## Given task
Identify, in the records below, every line where the string "films" appears, and copy each such line.

___ The data

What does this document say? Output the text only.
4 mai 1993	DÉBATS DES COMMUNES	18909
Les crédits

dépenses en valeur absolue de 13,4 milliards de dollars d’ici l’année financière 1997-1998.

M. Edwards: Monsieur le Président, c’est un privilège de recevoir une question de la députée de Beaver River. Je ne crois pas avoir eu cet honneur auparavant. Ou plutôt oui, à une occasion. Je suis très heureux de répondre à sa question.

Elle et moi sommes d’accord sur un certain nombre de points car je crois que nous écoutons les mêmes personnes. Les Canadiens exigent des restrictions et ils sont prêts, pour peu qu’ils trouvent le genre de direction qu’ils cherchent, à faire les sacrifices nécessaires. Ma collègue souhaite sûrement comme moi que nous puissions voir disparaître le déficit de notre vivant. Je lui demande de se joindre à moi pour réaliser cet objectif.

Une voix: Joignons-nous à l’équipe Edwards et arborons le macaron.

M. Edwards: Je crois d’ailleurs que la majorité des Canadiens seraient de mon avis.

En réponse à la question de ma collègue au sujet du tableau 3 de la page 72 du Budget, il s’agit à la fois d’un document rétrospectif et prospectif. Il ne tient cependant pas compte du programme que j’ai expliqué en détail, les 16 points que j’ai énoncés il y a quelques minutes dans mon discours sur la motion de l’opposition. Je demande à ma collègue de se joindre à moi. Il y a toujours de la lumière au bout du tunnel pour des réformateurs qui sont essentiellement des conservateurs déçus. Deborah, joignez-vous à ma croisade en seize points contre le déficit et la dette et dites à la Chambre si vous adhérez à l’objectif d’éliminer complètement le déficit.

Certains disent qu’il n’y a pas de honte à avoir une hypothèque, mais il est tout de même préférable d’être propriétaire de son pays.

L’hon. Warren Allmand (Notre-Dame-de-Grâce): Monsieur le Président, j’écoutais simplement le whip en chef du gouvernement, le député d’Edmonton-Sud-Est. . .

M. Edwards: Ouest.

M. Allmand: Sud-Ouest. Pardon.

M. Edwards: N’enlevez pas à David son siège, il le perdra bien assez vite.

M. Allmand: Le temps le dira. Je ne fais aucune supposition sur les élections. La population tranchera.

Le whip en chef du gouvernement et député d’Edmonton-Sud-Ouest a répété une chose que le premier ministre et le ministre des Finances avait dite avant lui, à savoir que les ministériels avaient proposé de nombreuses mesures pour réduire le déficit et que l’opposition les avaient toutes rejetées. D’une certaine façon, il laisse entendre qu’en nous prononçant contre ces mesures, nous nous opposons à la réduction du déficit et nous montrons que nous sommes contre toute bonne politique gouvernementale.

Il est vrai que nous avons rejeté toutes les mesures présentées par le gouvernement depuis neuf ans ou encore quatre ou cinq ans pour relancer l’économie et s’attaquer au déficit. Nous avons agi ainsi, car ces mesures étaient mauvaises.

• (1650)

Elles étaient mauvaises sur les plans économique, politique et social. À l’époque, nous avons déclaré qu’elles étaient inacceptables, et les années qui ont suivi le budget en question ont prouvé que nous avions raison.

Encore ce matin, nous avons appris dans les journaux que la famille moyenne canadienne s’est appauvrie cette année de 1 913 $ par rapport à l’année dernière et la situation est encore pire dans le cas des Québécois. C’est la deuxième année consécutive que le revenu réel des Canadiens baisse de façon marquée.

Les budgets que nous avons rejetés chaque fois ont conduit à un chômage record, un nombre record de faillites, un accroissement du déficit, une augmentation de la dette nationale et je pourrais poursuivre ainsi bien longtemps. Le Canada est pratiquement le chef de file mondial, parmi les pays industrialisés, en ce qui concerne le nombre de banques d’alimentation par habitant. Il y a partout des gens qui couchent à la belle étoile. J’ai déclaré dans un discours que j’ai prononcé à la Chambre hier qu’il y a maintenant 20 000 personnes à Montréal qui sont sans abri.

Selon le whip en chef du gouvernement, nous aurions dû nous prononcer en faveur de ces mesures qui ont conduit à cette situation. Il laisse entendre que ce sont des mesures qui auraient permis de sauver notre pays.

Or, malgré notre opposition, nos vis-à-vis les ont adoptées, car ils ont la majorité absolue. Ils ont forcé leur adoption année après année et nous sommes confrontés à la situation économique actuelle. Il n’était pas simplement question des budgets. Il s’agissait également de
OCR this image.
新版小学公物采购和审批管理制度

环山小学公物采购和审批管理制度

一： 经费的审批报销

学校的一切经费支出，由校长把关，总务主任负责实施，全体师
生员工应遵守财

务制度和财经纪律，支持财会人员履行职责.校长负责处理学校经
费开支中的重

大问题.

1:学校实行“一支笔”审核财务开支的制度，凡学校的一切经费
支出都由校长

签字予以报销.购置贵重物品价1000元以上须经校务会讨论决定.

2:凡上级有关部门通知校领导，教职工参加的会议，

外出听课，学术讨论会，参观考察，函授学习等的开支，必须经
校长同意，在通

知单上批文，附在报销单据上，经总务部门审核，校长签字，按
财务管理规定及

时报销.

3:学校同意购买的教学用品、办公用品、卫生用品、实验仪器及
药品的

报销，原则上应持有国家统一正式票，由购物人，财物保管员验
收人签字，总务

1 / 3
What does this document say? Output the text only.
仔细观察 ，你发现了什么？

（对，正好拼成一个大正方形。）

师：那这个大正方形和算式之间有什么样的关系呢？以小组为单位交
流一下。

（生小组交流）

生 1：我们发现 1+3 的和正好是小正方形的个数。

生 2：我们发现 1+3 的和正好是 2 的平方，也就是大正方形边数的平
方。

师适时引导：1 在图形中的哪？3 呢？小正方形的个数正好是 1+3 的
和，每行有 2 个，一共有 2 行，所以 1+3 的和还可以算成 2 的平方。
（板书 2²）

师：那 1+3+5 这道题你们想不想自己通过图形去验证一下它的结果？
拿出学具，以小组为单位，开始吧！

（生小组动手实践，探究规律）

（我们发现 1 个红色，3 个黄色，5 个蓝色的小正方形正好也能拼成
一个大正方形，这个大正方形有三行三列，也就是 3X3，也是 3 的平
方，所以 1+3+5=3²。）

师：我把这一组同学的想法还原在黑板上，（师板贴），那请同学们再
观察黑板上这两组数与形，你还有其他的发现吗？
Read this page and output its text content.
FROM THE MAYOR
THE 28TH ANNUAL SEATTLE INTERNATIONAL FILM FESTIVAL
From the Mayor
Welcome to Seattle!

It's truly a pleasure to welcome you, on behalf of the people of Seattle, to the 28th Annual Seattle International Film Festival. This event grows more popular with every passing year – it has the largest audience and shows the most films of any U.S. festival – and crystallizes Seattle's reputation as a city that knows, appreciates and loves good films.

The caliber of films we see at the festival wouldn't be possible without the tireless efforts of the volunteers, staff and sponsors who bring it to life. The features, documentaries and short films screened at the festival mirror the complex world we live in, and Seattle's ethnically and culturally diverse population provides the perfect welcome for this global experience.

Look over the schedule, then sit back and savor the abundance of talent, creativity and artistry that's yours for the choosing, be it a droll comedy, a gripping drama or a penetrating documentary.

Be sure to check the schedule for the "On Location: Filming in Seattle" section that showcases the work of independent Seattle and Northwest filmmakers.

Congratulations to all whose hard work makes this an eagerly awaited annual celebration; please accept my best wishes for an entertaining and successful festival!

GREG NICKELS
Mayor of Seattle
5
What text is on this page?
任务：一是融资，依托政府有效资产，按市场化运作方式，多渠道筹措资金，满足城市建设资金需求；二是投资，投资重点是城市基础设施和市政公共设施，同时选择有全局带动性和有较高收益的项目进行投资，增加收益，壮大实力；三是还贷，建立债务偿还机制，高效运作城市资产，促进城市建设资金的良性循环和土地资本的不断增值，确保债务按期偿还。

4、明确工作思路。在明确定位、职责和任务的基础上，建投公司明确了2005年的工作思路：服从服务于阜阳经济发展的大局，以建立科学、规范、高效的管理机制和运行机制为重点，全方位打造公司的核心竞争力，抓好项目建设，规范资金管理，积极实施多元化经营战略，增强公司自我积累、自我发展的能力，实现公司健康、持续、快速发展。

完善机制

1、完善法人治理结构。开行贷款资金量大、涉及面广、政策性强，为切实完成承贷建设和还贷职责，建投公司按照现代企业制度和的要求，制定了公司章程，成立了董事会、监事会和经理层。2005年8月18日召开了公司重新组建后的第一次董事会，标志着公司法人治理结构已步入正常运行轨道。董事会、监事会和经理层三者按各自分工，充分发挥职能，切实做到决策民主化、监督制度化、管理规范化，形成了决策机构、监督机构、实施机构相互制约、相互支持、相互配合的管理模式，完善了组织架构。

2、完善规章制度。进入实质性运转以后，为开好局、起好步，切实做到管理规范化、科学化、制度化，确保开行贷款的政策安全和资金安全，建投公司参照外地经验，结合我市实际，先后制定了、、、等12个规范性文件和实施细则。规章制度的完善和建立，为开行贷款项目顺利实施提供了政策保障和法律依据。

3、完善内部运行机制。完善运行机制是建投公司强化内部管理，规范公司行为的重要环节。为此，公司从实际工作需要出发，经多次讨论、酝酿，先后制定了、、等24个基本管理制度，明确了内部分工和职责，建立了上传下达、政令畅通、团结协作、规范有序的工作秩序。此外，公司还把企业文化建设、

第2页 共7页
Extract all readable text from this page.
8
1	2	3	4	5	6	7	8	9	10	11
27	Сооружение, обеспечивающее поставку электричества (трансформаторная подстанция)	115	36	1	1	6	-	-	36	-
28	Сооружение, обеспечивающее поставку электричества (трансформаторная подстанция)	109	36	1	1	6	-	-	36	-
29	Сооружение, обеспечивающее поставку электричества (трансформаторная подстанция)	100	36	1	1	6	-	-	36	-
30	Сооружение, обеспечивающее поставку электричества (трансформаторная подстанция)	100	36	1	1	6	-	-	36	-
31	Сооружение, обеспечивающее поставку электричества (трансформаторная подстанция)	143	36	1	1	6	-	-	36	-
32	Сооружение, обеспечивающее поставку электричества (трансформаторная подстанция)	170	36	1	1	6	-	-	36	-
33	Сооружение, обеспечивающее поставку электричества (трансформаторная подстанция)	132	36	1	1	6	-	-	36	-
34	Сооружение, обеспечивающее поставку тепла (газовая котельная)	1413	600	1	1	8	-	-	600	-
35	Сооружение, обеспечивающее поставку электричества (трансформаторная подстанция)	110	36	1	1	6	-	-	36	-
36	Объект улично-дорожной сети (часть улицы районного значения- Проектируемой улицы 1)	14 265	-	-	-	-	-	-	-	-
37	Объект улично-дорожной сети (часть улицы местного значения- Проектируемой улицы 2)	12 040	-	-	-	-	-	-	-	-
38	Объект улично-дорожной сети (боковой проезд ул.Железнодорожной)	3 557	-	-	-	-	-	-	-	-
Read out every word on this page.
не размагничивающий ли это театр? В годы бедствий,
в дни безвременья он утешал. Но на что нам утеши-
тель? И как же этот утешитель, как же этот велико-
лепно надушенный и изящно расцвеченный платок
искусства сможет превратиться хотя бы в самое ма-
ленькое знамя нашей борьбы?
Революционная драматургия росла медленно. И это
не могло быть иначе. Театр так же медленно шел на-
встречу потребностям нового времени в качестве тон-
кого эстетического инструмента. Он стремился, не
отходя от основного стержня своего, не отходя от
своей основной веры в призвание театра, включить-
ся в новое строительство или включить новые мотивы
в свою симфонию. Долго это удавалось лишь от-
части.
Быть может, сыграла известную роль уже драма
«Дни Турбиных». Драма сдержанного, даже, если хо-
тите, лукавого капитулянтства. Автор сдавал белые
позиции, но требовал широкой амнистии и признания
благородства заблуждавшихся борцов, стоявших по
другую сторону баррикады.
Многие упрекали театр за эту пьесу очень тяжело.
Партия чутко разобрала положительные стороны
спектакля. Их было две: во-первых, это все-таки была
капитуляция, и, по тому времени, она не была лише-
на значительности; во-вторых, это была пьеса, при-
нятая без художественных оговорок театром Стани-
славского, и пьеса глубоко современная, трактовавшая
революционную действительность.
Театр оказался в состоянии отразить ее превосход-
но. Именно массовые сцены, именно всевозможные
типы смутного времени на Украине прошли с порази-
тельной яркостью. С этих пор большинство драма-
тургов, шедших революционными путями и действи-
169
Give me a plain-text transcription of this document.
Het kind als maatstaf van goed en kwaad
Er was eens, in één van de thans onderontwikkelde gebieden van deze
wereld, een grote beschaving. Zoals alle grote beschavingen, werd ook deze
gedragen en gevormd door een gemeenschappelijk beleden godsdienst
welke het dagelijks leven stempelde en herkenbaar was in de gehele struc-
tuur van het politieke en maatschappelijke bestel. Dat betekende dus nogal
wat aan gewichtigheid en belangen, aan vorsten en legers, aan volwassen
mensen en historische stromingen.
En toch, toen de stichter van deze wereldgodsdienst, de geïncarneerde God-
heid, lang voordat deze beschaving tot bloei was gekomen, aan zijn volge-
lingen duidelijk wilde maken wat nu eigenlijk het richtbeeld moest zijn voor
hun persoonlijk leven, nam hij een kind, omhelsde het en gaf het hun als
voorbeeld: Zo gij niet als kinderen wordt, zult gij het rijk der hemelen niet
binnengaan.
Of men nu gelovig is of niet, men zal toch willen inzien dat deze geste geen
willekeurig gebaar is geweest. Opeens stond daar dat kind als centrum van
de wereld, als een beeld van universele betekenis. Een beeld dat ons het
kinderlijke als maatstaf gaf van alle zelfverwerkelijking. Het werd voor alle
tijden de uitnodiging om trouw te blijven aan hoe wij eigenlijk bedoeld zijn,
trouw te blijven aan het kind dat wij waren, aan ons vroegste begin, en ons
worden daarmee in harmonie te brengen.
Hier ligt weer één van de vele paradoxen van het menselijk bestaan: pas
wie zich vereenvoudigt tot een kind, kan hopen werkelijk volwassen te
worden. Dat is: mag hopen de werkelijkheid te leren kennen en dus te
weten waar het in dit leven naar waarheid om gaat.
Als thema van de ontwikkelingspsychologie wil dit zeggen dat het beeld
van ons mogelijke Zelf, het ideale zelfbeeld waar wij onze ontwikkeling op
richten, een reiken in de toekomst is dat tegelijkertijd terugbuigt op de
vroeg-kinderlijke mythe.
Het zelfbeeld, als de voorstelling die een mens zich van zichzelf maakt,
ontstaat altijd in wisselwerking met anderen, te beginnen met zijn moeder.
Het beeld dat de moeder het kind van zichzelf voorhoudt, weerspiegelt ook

______

## Solution to this task
It's truly a pleasure to welcome you, on behalf of the people of Seattle, to the 28th Annual Seattle International Film Festival. This event grows more popular with every passing year – it has the largest audience and shows the most films of any U.S. festival – and crystallizes Seattle's reputation as a city that knows, appreciates and loves good films.
The caliber of films we see at the festival wouldn't be possible without the tireless efforts of the volunteers, staff and sponsors who bring it to life. The features, documentaries and short films screened at the festival mirror the complex world we live in, and Seattle's ethnically and culturally diverse population provides the perfect welcome for this global experience.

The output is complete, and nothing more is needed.